### Requirements
All records should be reproduced verbatim.

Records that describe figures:

========================

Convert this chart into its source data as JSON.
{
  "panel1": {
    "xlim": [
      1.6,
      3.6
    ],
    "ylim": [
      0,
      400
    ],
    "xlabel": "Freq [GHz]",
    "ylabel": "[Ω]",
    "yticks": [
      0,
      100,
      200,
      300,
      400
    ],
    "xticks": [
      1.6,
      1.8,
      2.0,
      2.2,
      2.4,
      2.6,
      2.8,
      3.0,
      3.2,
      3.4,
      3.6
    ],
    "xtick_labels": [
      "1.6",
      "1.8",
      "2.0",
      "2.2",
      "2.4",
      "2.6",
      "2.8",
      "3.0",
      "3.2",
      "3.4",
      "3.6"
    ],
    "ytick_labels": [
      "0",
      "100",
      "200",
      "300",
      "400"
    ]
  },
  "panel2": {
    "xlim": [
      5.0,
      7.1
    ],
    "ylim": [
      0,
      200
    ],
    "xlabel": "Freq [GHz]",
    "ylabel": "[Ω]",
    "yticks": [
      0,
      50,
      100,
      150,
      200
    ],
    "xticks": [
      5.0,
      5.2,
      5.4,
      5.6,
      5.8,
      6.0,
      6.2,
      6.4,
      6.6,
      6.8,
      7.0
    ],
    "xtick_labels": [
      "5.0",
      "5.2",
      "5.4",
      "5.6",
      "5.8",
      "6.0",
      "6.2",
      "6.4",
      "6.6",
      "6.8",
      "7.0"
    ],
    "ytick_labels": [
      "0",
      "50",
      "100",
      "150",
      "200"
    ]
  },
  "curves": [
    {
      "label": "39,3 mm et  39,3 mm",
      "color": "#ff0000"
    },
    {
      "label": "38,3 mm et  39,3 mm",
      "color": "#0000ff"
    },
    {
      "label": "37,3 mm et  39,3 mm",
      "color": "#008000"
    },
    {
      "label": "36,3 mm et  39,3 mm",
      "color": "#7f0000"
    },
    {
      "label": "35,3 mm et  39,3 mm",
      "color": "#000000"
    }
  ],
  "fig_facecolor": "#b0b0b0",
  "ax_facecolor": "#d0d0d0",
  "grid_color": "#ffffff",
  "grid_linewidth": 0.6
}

========================

### Task solution
Convert this chart into its source data as JSON.
{
  "panel1": {
    "xlim": [
      1.6,
      3.6
    ],
    "ylim": [
      0,
      400
    ],
    "xlabel": "Freq [GHz]",
    "ylabel": "[Ω]",
    "yticks": [
      0,
      100,
      200,
      300,
      400
    ],
    "xticks": [
      1.6,
      1.8,
      2.0,
      2.2,
      2.4,
      2.6,
      2.8,
      3.0,
      3.2,
      3.4,
      3.6
    ],
    "xtick_labels": [
      "1.6",
      "1.8",
      "2.0",
      "2.2",
      "2.4",
      "2.6",
      "2.8",
      "3.0",
      "3.2",
      "3.4",
      "3.6"
    ],
    "ytick_labels": [
      "0",
      "100",
      "200",
      "300",
      "400"
    ]
  },
  "panel2": {
    "xlim": [
      5.0,
      7.1
    ],
    "ylim": [
      0,
      200
    ],
    "xlabel": "Freq [GHz]",
    "ylabel": "[Ω]",
    "yticks": [
      0,
      50,
      100,
      150,
      200
    ],
    "xticks": [
      5.0,
      5.2,
      5.4,
      5.6,
      5.8,
      6.0,
      6.2,
      6.4,
      6.6,
      6.8,
      7.0
    ],
    "xtick_labels": [
      "5.0",
      "5.2",
      "5.4",
      "5.6",
      "5.8",
      "6.0",
      "6.2",
      "6.4",
      "6.6",
      "6.8",
      "7.0"
    ],
    "ytick_labels": [
      "0",
      "50",
      "100",
      "150",
      "200"
    ]
  },
  "curves": [
    {
      "label": "39,3 mm et  39,3 mm",
      "color": "#ff0000"
    },
    {
      "label": "38,3 mm et  39,3 mm",
      "color": "#0000ff"
    },
    {
      "label": "37,3 mm et  39,3 mm",
      "color": "#008000"
    },
    {
      "label": "36,3 mm et  39,3 mm",
      "color": "#7f0000"
    },
    {
      "label": "35,3 mm et  39,3 mm",
      "color": "#000000"
    }
  ],
  "fig_facecolor": "#b0b0b0",
  "ax_facecolor": "#d0d0d0",
  "grid_color": "#ffffff",
  "grid_linewidth": 0.6
}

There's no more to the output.